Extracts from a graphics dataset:
________________
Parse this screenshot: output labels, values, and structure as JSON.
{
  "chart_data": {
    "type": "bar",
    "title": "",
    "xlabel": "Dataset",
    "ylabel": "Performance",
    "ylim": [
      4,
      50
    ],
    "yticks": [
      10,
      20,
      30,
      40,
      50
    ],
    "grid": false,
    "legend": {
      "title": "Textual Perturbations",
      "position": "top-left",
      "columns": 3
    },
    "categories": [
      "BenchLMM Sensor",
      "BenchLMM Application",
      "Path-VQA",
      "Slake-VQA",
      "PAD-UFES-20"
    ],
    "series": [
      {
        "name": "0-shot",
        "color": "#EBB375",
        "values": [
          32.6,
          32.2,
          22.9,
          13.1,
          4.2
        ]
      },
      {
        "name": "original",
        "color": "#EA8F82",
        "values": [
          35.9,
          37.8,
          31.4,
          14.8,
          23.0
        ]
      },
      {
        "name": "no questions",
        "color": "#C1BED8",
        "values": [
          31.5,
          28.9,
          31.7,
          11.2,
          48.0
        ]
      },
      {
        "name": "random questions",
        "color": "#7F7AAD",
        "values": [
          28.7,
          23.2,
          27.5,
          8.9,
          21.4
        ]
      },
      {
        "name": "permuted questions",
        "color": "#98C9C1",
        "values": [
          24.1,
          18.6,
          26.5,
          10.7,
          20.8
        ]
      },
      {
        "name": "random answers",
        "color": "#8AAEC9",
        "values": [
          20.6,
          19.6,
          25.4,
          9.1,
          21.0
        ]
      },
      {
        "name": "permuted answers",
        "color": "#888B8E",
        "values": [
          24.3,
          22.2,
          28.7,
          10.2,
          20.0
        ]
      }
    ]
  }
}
________________
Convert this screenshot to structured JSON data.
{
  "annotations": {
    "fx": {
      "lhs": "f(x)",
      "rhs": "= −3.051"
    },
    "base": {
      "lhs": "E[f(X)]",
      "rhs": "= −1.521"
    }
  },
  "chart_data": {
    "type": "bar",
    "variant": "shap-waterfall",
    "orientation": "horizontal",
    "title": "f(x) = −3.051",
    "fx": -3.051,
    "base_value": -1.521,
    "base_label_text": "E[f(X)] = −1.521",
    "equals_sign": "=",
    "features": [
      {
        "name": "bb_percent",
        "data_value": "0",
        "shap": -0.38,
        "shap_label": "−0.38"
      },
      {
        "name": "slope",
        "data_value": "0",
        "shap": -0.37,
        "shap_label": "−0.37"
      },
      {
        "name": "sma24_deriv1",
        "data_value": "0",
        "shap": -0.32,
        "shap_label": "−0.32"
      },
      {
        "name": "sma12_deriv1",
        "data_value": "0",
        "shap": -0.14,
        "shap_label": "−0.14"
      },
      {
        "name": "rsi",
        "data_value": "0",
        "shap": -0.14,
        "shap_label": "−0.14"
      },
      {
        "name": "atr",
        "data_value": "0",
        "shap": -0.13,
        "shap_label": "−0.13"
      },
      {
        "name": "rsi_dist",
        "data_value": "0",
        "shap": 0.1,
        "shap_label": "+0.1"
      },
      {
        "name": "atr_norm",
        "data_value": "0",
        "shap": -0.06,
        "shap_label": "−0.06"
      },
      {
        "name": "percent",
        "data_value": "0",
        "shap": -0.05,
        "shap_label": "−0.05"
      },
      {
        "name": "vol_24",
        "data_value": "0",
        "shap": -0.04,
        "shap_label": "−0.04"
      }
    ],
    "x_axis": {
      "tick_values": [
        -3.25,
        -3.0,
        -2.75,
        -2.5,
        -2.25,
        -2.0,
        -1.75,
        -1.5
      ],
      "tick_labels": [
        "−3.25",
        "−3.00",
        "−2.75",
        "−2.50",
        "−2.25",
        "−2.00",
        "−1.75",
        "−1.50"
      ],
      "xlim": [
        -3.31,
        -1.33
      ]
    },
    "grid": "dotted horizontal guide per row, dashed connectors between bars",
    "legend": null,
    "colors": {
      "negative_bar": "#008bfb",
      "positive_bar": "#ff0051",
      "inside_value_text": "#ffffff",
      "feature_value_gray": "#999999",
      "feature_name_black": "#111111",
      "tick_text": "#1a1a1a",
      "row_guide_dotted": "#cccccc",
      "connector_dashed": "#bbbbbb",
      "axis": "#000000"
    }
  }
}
________________
* **Do this**
From the listing above, pick out every line containing "permuted".

* **Answer for the task**
        "name": "permuted questions",
        "name": "permuted answers",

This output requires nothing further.